Charging for services

Wimblees Wimblees@aol.com
Wed, 6 May 1998 09:15:28 EDT


In a message dated 98-05-05 19:54:26 EDT, you write:

Rev. Bie:

Excuse me, and with all due respect, but I think you might have a distorted
view of how to make a living. If you deducted your expeses off what you
charged, and wound up with no income, then all you did was perform for free.
If that is what you wanted to do, fine, but for the rest of us, we have
families to support. Perhaps you had another source of income, but most of us
don't, and so we have to charge customers not only for our expenses, but
additional money to buy the groceries and pay the mortgage. You might call it
greed. I call it making a living, and not such a great one at that. 

I hope you read, and understood, my post on how to charge for your services. 

Willem Blees  RPT
St. Louis


>The world has changed, and I am appalled.  No wonder people can't afford
>anything.
= = =
◆ GIVEN PROBLEM A ◆
Answer these about the post on charging for services:
(i) On what date was it sent?
(ii) What city appears under the writer's name?
(iii) Besides expenses, what does the writer say most people must charge extra money for?
◆ GIVEN PROBLEM B ◆
Retype the post on charging for services, starting at "Excuse me, and" and ending at "for your services.".
The material has no part in any of this.

◆ SUPPLIED INFORMATION ◆
= = =
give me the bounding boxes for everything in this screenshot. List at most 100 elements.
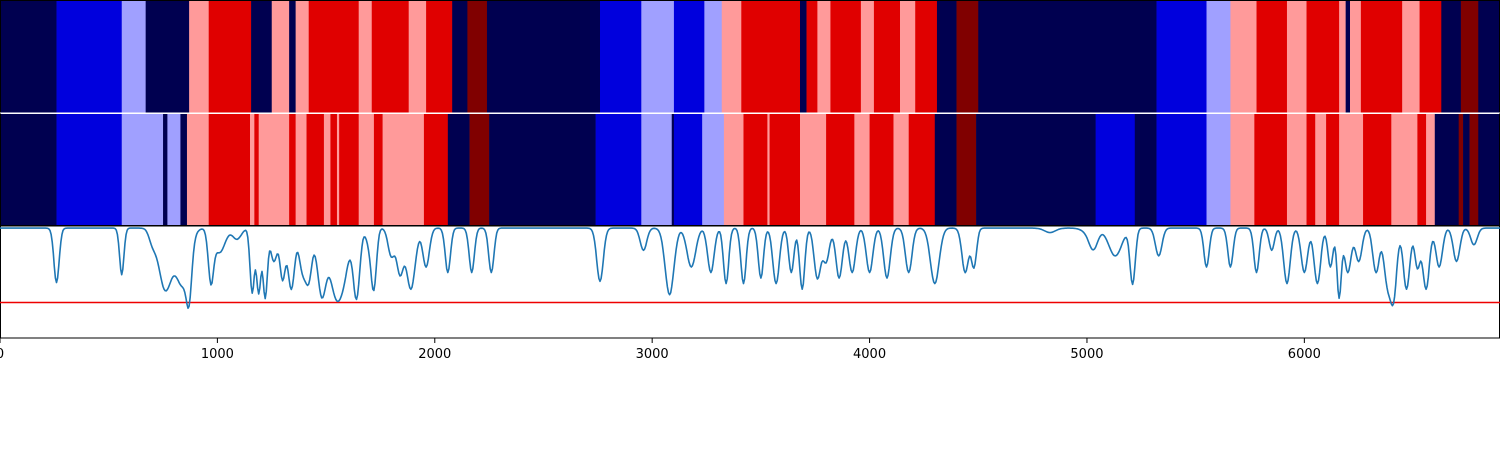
= = =
◆ TASK SOLUTION A ◆
(i) Wed, 6 May 1998
(ii) St. Louis
(iii) To buy the groceries and pay the mortgage

◆ TASK SOLUTION B ◆
Excuse me, and with all due respect, but I think you might have a distorted
view of how to make a living. If you deducted your expeses off what you
charged, and wound up with no income, then all you did was perform for free.
If that is what you wanted to do, fine, but for the rest of us, we have
families to support. Perhaps you had another source of income, but most of us
don't, and so we have to charge customers not only for our expenses, but
additional money to buy the groceries and pay the mortgage. You might call it
greed. I call it making a living, and not such a great one at that. 

I hope you read, and understood, my post on how to charge for your services.